== Vorliegender Text ==
•••••

Schon seit Jahrhunderten gibt es Systeme, mit denen Farben in eine logische Beziehung zueinander gebracht werden. Künstler haben Farbenlehren geschaffen, die vor allem die ästhetische Wirkung berücksichtigen, auch psychologische und philosophische Gedanken wurden damit verknüpft. Technische Farbsysteme gehen von der Physik des Lichts aus und ordnen Farbtönen objektivierbare Werte zu; nur so können Farben und farbige Bilder festgehalten, übertragen und korrekt reproduziert werden. Die technischen Farbsysteme haben eine große Bedeutung für die chemische und elektronische Bildverarbeitung sowie für das Anmischen von Maler‑ und Druckfarben.
Die sieben Regenbogenfarben von Isaac Newton (1642–1726) stellen ein einfaches, an der Natur orientiertes Farbsystem dar. Newton nannte sie die sieben „reinen Farben“, lehrte aber zugleich, dass es unzählige Zwischentöne gibt. Ergänzt man die Spektralfarben durch Violett bzw. Purpur, dann lässt sich das Regenbogen-Spektrum zu einem Farbkreis schließen. Violett ist eine Mischfarbe, die sich aus Licht mit sowohl langen als auch kurzen Wellen ergibt; sie bildet in der visuellen Wahrnehmung das Verbindungsstück zwischen dem (kurzwelligen) Blauviolett und dem (langwelligen) Rotviolett. Man nennt dieses Verbindungsstück „Purpurlinie“.

•••••

== Aufgaben ==
**A.** Nenne alle Dinge, die laut dem Text über Farbsysteme nur mithilfe technischer Farbsysteme mit Farben und farbigen Bildern geschehen können.
**B.** Fasse den Absatz des Textes über Farbsysteme, der mit „Die sieben Regenbogenfarben“ beginnt, als knappe Stichpunktliste zusammen.
Die Zeilen werden hier nicht gebraucht.

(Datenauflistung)
•••••

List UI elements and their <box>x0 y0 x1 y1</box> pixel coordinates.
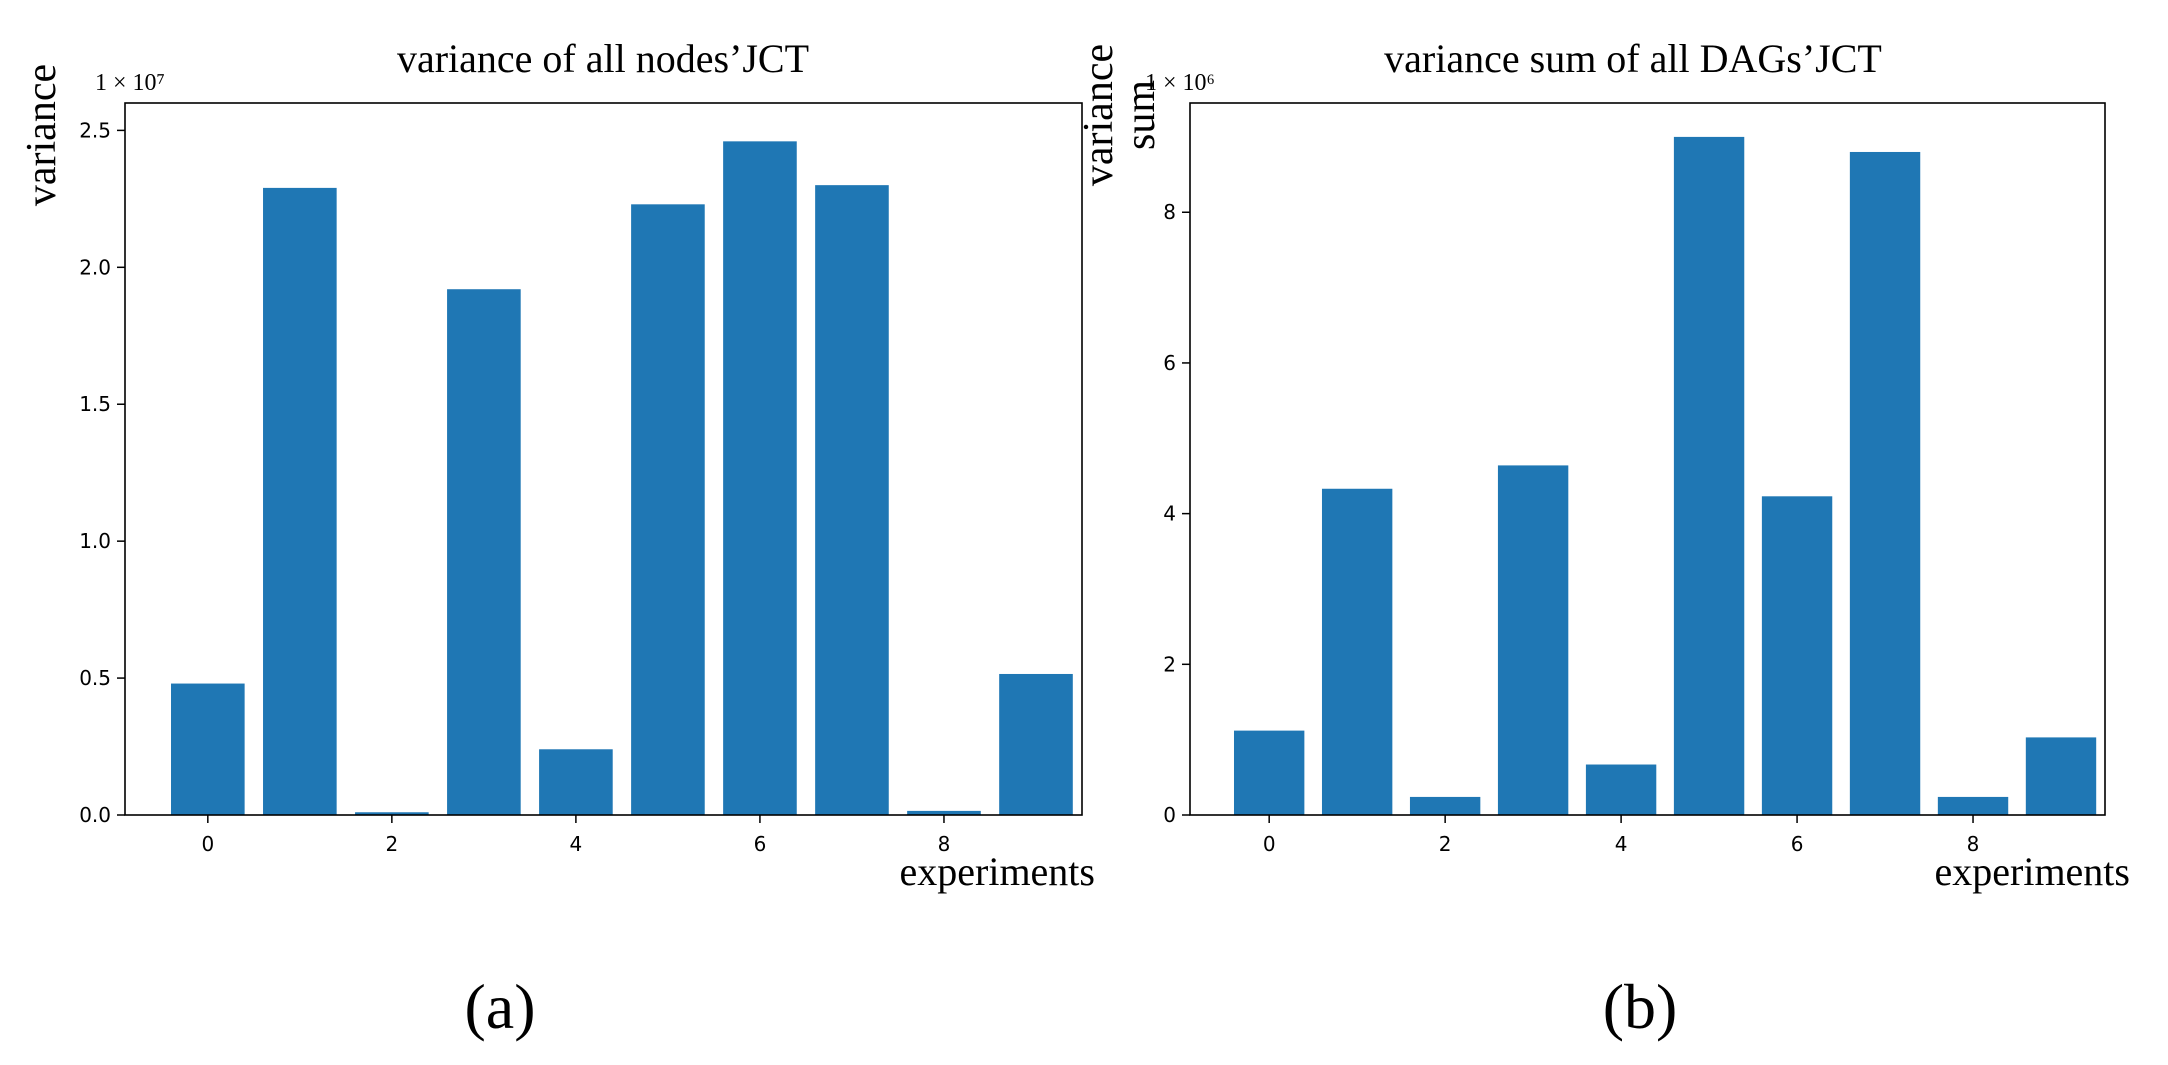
x-tick-label: 2 <box>1439 832 1452 856</box>
x-axis-label: experiments <box>1935 849 2131 894</box>
chart-a: 0.0 0.5 1.0 1.5 2.0 2.5 0 2 4 6 8 variance of all n… <box>19 36 1095 1042</box>
bar-9 <box>2025 737 2097 815</box>
y-axis-label: variance <box>19 64 65 206</box>
y-tick-label: 4 <box>1163 502 1176 526</box>
x-tick-label: 4 <box>570 832 583 856</box>
axes-frame <box>1189 102 2106 816</box>
y-tick-label: 2.5 <box>79 118 111 142</box>
y-axis-label: variance <box>1076 44 1122 186</box>
x-tick-label: 6 <box>1791 832 1804 856</box>
x-tick-label: 0 <box>201 832 214 856</box>
x-tick-label: 0 <box>1263 832 1276 856</box>
bar-6 <box>723 141 797 816</box>
y-tick-label: 0.5 <box>79 666 111 690</box>
bar-0 <box>171 683 245 815</box>
x-tick-label: 2 <box>385 832 398 856</box>
chart-title: variance sum of all DAGs’JCT <box>1384 36 1882 81</box>
y-tick-label: 2 <box>1163 652 1176 676</box>
bar-7 <box>1849 151 1921 816</box>
bar-0 <box>1233 730 1305 815</box>
bar-2 <box>1409 796 1481 815</box>
offset-text: 1 × 10⁷ <box>95 70 165 96</box>
y-tick-label: 0.0 <box>79 803 111 827</box>
y-tick-label: 8 <box>1163 200 1176 224</box>
bar-3 <box>447 289 521 816</box>
bar-2 <box>355 812 429 815</box>
y-axis-label: sum <box>1118 80 1164 150</box>
bar-4 <box>539 749 613 815</box>
chart-b: 0 2 4 6 8 0 2 4 6 8 variance sum of all DAGs’JCT 1 … <box>1076 36 2130 1042</box>
x-tick-label: 4 <box>1615 832 1628 856</box>
bar-9 <box>999 673 1073 815</box>
x-tick-label: 6 <box>754 832 767 856</box>
bar-3 <box>1497 465 1569 815</box>
bar-5 <box>1673 136 1745 815</box>
bar-6 <box>1761 496 1833 815</box>
bar-1 <box>1321 488 1393 815</box>
bar-5 <box>631 204 705 815</box>
y-tick-label: 6 <box>1163 351 1176 375</box>
chart-title: variance of all nodes’JCT <box>397 36 809 81</box>
y-tick-label: 2.0 <box>79 255 111 279</box>
bar-8 <box>1937 796 2009 815</box>
bar-7 <box>815 185 889 815</box>
panel-label: (a) <box>464 971 535 1042</box>
x-axis-label: experiments <box>900 849 1096 894</box>
y-tick-label: 0 <box>1163 803 1176 827</box>
bar-8 <box>907 810 981 815</box>
axes-frame <box>124 102 1083 816</box>
x-tick-label: 8 <box>938 832 951 856</box>
bar-1 <box>263 187 337 815</box>
bar-4 <box>1585 764 1657 815</box>
x-tick-label: 8 <box>1967 832 1980 856</box>
offset-text: 1 × 10⁶ <box>1145 70 1215 96</box>
y-tick-label: 1.5 <box>79 392 111 416</box>
y-tick-label: 1.0 <box>79 529 111 553</box>
panel-label: (b) <box>1603 971 1678 1042</box>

•••••

== Ergebnisse ==
**A.** Farben und farbige Bilder können festgehalten, übertragen und korrekt reproduziert werden.

**B.**
- Die sieben Regenbogenfarben von Isaac Newton (1642–1726) sind ein einfaches, an der Natur orientiertes Farbsystem.
- Newton nannte sie die sieben „reinen Farben“, lehrte aber, dass es unzählige Zwischentöne gibt.
- Ergänzt durch Violett bzw. Purpur, schließt sich das Spektrum zu einem Farbkreis.
- Violett ist eine Mischfarbe aus lang- und kurzwelligem Licht und verbindet in der Wahrnehmung Blauviolett und Rotviolett.
- Dieses Verbindungsstück heißt „Purpurlinie“.